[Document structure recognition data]
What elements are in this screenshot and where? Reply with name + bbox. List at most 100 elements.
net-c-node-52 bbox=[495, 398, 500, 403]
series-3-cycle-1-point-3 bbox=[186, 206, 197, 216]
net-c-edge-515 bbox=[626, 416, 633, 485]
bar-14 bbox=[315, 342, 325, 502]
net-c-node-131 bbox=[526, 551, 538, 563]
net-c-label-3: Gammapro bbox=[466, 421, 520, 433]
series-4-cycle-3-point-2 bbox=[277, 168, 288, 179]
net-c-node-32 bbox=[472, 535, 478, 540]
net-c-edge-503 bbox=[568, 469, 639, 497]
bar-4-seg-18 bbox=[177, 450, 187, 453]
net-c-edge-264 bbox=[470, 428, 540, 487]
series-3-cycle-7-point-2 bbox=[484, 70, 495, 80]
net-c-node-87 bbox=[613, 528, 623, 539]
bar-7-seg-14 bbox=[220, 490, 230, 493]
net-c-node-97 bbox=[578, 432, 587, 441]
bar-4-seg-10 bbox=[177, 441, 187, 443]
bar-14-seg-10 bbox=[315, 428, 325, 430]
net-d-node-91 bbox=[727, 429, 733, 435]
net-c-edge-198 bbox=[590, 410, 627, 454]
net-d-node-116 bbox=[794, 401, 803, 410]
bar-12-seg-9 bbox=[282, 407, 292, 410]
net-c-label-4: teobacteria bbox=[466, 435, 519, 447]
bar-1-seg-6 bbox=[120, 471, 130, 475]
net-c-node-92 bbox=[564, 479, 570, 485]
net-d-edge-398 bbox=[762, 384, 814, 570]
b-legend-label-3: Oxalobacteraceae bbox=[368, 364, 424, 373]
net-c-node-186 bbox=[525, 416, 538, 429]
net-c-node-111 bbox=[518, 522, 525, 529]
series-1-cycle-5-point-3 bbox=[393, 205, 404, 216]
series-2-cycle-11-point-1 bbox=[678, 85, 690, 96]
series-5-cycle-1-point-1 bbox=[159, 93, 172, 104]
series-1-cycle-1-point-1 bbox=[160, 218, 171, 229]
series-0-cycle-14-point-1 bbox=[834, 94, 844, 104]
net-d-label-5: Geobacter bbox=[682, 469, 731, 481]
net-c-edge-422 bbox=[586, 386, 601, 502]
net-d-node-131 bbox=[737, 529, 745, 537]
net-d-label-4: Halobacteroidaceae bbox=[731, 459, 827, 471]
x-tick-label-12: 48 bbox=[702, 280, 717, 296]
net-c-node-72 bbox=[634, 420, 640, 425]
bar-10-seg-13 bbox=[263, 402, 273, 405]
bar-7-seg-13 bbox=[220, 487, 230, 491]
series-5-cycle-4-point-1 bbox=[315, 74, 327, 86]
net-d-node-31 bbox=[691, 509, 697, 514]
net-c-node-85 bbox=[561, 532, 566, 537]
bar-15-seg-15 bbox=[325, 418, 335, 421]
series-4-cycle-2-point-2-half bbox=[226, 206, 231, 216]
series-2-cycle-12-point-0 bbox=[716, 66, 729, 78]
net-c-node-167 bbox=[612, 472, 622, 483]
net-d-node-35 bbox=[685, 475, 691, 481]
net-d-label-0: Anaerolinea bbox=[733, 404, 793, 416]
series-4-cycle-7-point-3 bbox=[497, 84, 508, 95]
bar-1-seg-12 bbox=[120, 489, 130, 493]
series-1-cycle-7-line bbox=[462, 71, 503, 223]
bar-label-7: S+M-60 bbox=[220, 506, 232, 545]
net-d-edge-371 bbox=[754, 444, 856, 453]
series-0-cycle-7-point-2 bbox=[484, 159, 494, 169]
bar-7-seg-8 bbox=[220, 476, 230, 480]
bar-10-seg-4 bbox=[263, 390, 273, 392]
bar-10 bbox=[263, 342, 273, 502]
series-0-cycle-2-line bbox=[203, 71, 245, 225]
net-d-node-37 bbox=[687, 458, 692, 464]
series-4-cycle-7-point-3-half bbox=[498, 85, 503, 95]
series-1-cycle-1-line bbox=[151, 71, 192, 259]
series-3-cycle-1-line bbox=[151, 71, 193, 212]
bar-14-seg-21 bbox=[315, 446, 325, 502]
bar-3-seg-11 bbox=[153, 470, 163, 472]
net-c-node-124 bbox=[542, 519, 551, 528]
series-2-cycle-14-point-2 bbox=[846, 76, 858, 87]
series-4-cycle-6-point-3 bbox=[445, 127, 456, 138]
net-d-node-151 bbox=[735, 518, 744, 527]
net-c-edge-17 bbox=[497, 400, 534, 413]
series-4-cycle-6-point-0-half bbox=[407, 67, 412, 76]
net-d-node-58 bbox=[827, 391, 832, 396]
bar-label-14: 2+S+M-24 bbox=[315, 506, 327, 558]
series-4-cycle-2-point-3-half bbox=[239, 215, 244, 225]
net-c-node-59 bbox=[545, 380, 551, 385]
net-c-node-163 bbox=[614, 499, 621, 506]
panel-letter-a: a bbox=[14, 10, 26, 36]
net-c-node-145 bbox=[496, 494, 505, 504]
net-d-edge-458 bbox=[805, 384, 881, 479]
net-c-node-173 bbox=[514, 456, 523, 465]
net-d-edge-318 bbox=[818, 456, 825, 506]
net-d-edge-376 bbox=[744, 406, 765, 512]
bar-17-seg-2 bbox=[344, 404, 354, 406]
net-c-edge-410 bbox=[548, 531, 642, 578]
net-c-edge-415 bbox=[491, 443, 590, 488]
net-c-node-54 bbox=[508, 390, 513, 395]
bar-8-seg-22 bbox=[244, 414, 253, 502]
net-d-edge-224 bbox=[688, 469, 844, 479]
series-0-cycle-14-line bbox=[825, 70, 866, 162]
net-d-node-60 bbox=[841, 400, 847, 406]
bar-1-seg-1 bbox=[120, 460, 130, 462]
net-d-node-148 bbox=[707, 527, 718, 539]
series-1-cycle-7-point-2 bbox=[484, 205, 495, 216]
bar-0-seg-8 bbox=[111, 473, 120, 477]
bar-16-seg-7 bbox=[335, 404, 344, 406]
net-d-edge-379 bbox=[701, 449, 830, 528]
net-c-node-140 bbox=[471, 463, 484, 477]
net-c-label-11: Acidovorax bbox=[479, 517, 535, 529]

*Assignment*. An exact transcription of the entries is needed, complete to the final line.

*Task result*.
What elements are in this screenshot and where? Reply with name + bbox. List at most 100 elements.
net-c-node-52 bbox=[495, 398, 500, 403]
series-3-cycle-1-point-3 bbox=[186, 206, 197, 216]
net-c-edge-515 bbox=[626, 416, 633, 485]
bar-14 bbox=[315, 342, 325, 502]
net-c-node-131 bbox=[526, 551, 538, 563]
net-c-label-3: Gammapro bbox=[466, 421, 520, 433]
series-4-cycle-3-point-2 bbox=[277, 168, 288, 179]
net-c-node-32 bbox=[472, 535, 478, 540]
net-c-edge-503 bbox=[568, 469, 639, 497]
bar-4-seg-18 bbox=[177, 450, 187, 453]
net-c-edge-264 bbox=[470, 428, 540, 487]
series-3-cycle-7-point-2 bbox=[484, 70, 495, 80]
net-c-node-87 bbox=[613, 528, 623, 539]
bar-7-seg-14 bbox=[220, 490, 230, 493]
net-c-node-97 bbox=[578, 432, 587, 441]
bar-4-seg-10 bbox=[177, 441, 187, 443]
bar-14-seg-10 bbox=[315, 428, 325, 430]
net-d-node-91 bbox=[727, 429, 733, 435]
net-c-edge-198 bbox=[590, 410, 627, 454]
net-d-node-116 bbox=[794, 401, 803, 410]
bar-12-seg-9 bbox=[282, 407, 292, 410]
net-c-label-4: teobacteria bbox=[466, 435, 519, 447]
bar-1-seg-6 bbox=[120, 471, 130, 475]
net-c-node-92 bbox=[564, 479, 570, 485]
net-d-edge-398 bbox=[762, 384, 814, 570]
b-legend-label-3: Oxalobacteraceae bbox=[368, 364, 424, 373]
net-c-node-186 bbox=[525, 416, 538, 429]
net-c-node-111 bbox=[518, 522, 525, 529]
series-1-cycle-5-point-3 bbox=[393, 205, 404, 216]
series-2-cycle-11-point-1 bbox=[678, 85, 690, 96]
series-5-cycle-1-point-1 bbox=[159, 93, 172, 104]
series-1-cycle-1-point-1 bbox=[160, 218, 171, 229]
series-0-cycle-14-point-1 bbox=[834, 94, 844, 104]
net-d-label-5: Geobacter bbox=[682, 469, 731, 481]
net-c-edge-422 bbox=[586, 386, 601, 502]
net-d-node-131 bbox=[737, 529, 745, 537]
net-d-label-4: Halobacteroidaceae bbox=[731, 459, 827, 471]
x-tick-label-12: 48 bbox=[702, 280, 717, 296]
net-c-node-72 bbox=[634, 420, 640, 425]
bar-10-seg-13 bbox=[263, 402, 273, 405]
bar-7-seg-13 bbox=[220, 487, 230, 491]
series-5-cycle-4-point-1 bbox=[315, 74, 327, 86]
net-d-node-31 bbox=[691, 509, 697, 514]
net-c-node-85 bbox=[561, 532, 566, 537]
bar-15-seg-15 bbox=[325, 418, 335, 421]
series-4-cycle-2-point-2-half bbox=[226, 206, 231, 216]
series-2-cycle-12-point-0 bbox=[716, 66, 729, 78]
net-c-node-167 bbox=[612, 472, 622, 483]
net-d-node-35 bbox=[685, 475, 691, 481]
net-d-label-0: Anaerolinea bbox=[733, 404, 793, 416]
series-4-cycle-7-point-3 bbox=[497, 84, 508, 95]
bar-1-seg-12 bbox=[120, 489, 130, 493]
series-1-cycle-7-line bbox=[462, 71, 503, 223]
bar-label-7: S+M-60 bbox=[220, 506, 232, 545]
net-d-edge-371 bbox=[754, 444, 856, 453]
series-0-cycle-7-point-2 bbox=[484, 159, 494, 169]
bar-7-seg-8 bbox=[220, 476, 230, 480]
bar-10-seg-4 bbox=[263, 390, 273, 392]
bar-10 bbox=[263, 342, 273, 502]
series-0-cycle-2-line bbox=[203, 71, 245, 225]
net-d-node-37 bbox=[687, 458, 692, 464]
series-4-cycle-7-point-3-half bbox=[498, 85, 503, 95]
series-1-cycle-1-line bbox=[151, 71, 192, 259]
series-3-cycle-1-line bbox=[151, 71, 193, 212]
bar-14-seg-21 bbox=[315, 446, 325, 502]
bar-3-seg-11 bbox=[153, 470, 163, 472]
net-c-node-124 bbox=[542, 519, 551, 528]
series-2-cycle-14-point-2 bbox=[846, 76, 858, 87]
series-4-cycle-6-point-3 bbox=[445, 127, 456, 138]
net-d-node-151 bbox=[735, 518, 744, 527]
net-c-edge-17 bbox=[497, 400, 534, 413]
series-4-cycle-6-point-0-half bbox=[407, 67, 412, 76]
net-d-node-58 bbox=[827, 391, 832, 396]
bar-label-14: 2+S+M-24 bbox=[315, 506, 327, 558]
series-4-cycle-2-point-3-half bbox=[239, 215, 244, 225]
net-c-node-59 bbox=[545, 380, 551, 385]
net-c-node-163 bbox=[614, 499, 621, 506]
panel-letter-a: a bbox=[14, 10, 26, 36]
net-c-node-145 bbox=[496, 494, 505, 504]
net-d-edge-458 bbox=[805, 384, 881, 479]
net-c-node-173 bbox=[514, 456, 523, 465]
net-d-edge-318 bbox=[818, 456, 825, 506]
net-d-edge-376 bbox=[744, 406, 765, 512]
bar-17-seg-2 bbox=[344, 404, 354, 406]
net-c-edge-410 bbox=[548, 531, 642, 578]
net-c-edge-415 bbox=[491, 443, 590, 488]
net-c-node-54 bbox=[508, 390, 513, 395]
bar-8-seg-22 bbox=[244, 414, 253, 502]
net-d-edge-224 bbox=[688, 469, 844, 479]
series-0-cycle-14-line bbox=[825, 70, 866, 162]
net-d-node-60 bbox=[841, 400, 847, 406]
bar-1-seg-1 bbox=[120, 460, 130, 462]
net-d-node-148 bbox=[707, 527, 718, 539]
series-1-cycle-7-point-2 bbox=[484, 205, 495, 216]
bar-0-seg-8 bbox=[111, 473, 120, 477]
bar-16-seg-7 bbox=[335, 404, 344, 406]
net-d-edge-379 bbox=[701, 449, 830, 528]
net-c-node-140 bbox=[471, 463, 484, 477]
net-c-label-11: Acidovorax bbox=[479, 517, 535, 529]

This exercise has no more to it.